_EXERCISE AIM_.
Give the data below again exactly as it stands. Omit the pictures.

_EXTRACTED MATERIAL_.
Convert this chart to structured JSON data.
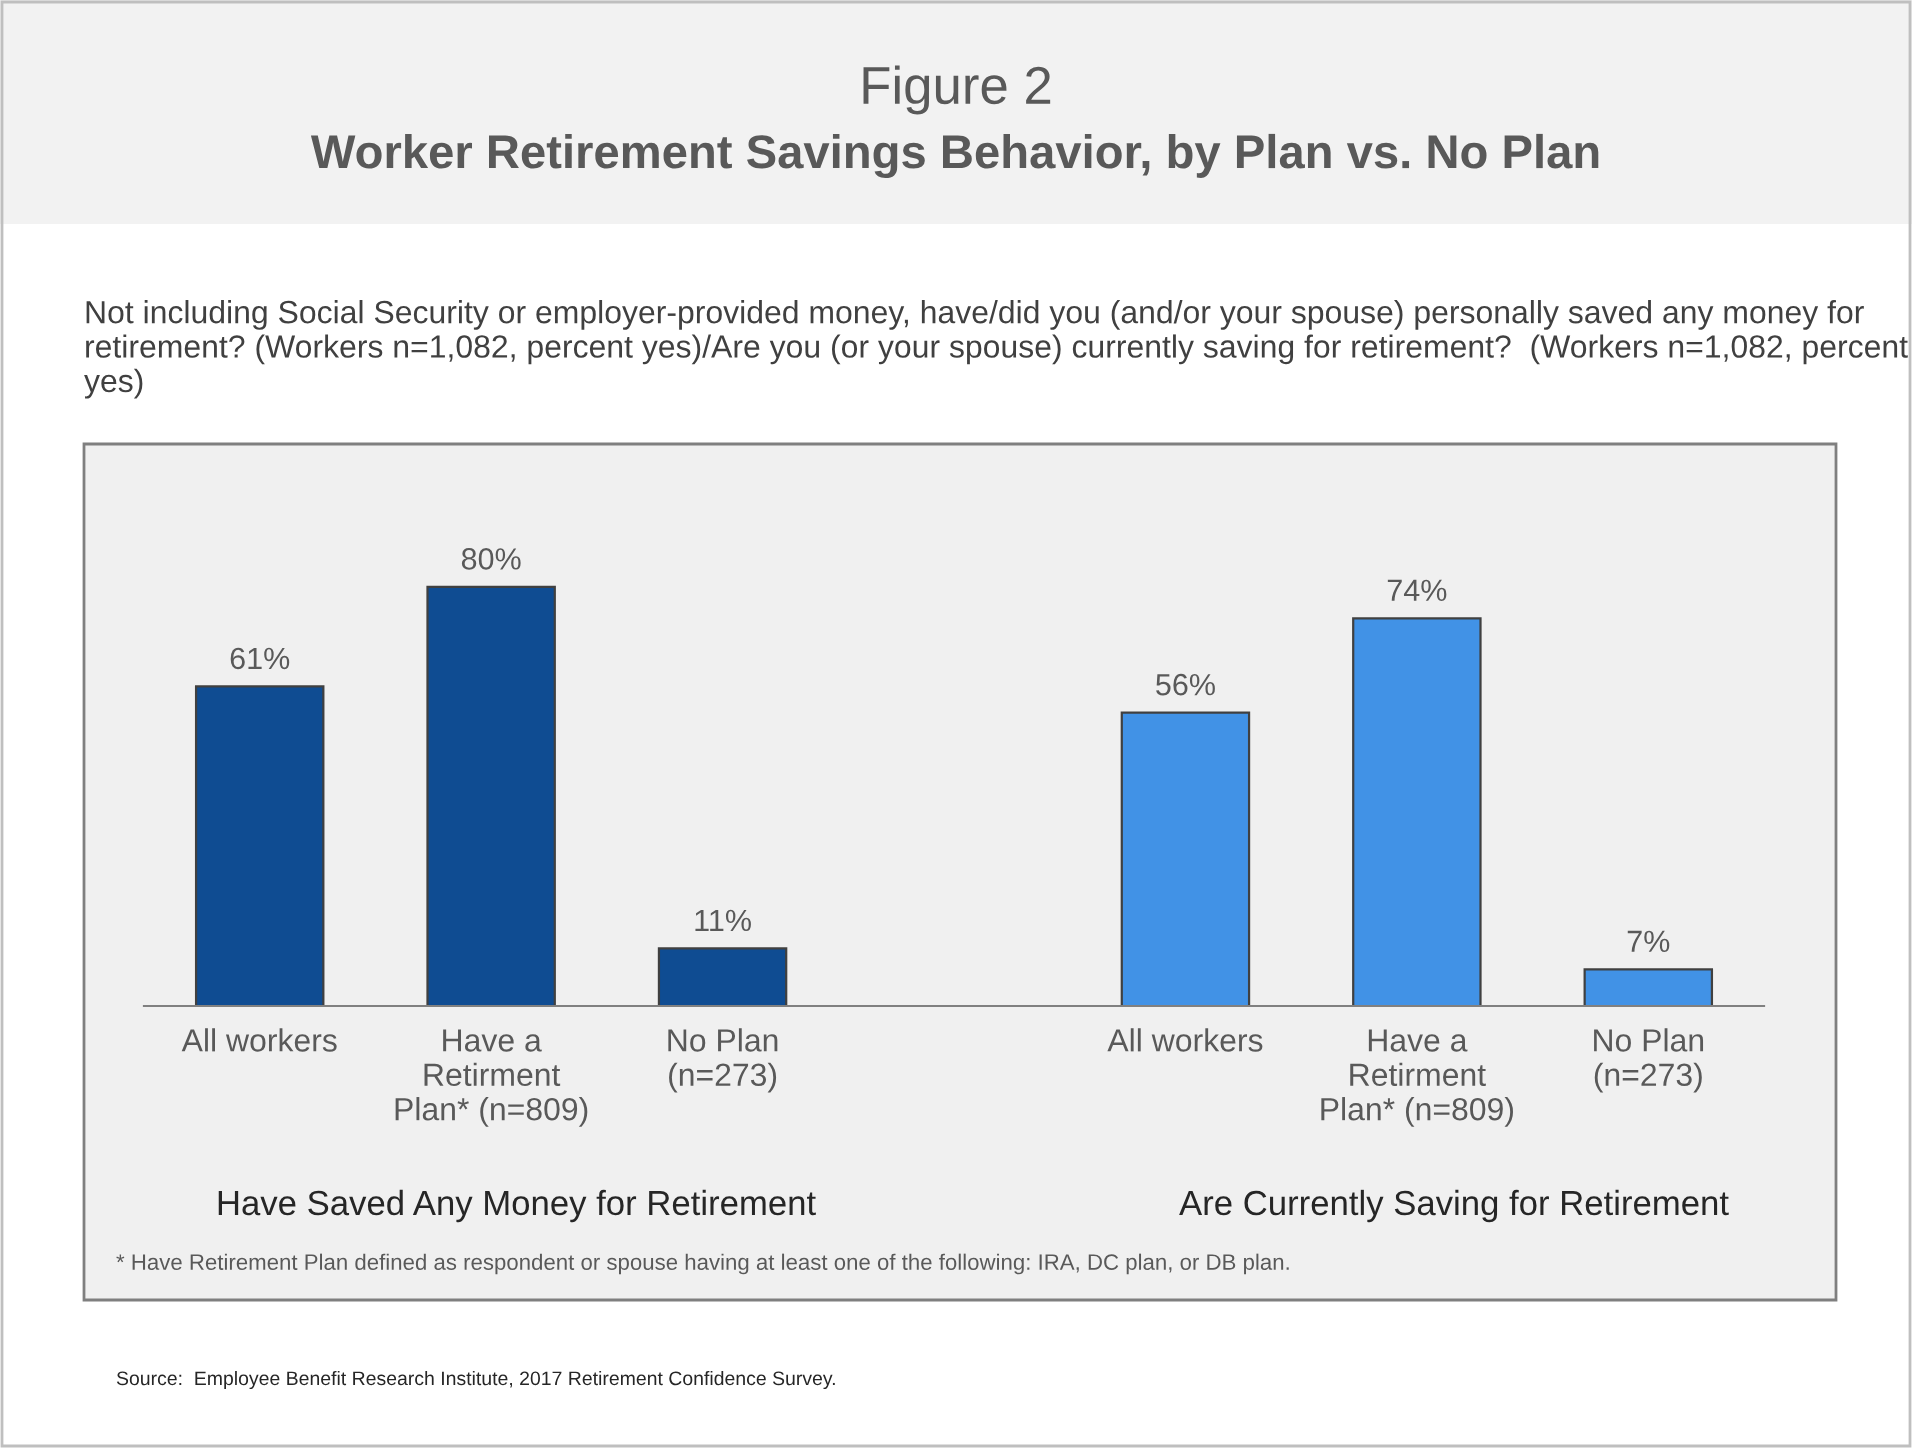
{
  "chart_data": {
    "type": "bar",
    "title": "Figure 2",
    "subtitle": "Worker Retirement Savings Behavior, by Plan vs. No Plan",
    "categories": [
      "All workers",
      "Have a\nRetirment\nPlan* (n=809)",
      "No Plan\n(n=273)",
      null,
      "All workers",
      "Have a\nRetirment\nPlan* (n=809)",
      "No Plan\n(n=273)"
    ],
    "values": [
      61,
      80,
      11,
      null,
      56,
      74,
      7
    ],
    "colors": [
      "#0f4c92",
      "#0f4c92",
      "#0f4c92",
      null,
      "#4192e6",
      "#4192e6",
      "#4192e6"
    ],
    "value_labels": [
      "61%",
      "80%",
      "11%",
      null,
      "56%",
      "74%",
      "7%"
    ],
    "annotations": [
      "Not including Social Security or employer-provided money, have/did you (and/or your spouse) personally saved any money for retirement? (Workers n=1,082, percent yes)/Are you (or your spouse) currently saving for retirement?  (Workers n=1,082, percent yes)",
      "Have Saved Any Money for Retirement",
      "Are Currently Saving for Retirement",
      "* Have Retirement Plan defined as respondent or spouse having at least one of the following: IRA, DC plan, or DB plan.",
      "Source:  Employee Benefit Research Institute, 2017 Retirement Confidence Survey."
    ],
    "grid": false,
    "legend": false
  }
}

_EXPECTED OUTPUT_.
Convert this chart to structured JSON data.
{
  "chart_data": {
    "type": "bar",
    "title": "Figure 2",
    "subtitle": "Worker Retirement Savings Behavior, by Plan vs. No Plan",
    "categories": [
      "All workers",
      "Have a\nRetirment\nPlan* (n=809)",
      "No Plan\n(n=273)",
      null,
      "All workers",
      "Have a\nRetirment\nPlan* (n=809)",
      "No Plan\n(n=273)"
    ],
    "values": [
      61,
      80,
      11,
      null,
      56,
      74,
      7
    ],
    "colors": [
      "#0f4c92",
      "#0f4c92",
      "#0f4c92",
      null,
      "#4192e6",
      "#4192e6",
      "#4192e6"
    ],
    "value_labels": [
      "61%",
      "80%",
      "11%",
      null,
      "56%",
      "74%",
      "7%"
    ],
    "annotations": [
      "Not including Social Security or employer-provided money, have/did you (and/or your spouse) personally saved any money for retirement? (Workers n=1,082, percent yes)/Are you (or your spouse) currently saving for retirement?  (Workers n=1,082, percent yes)",
      "Have Saved Any Money for Retirement",
      "Are Currently Saving for Retirement",
      "* Have Retirement Plan defined as respondent or spouse having at least one of the following: IRA, DC plan, or DB plan.",
      "Source:  Employee Benefit Research Institute, 2017 Retirement Confidence Survey."
    ],
    "grid": false,
    "legend": false
  }
}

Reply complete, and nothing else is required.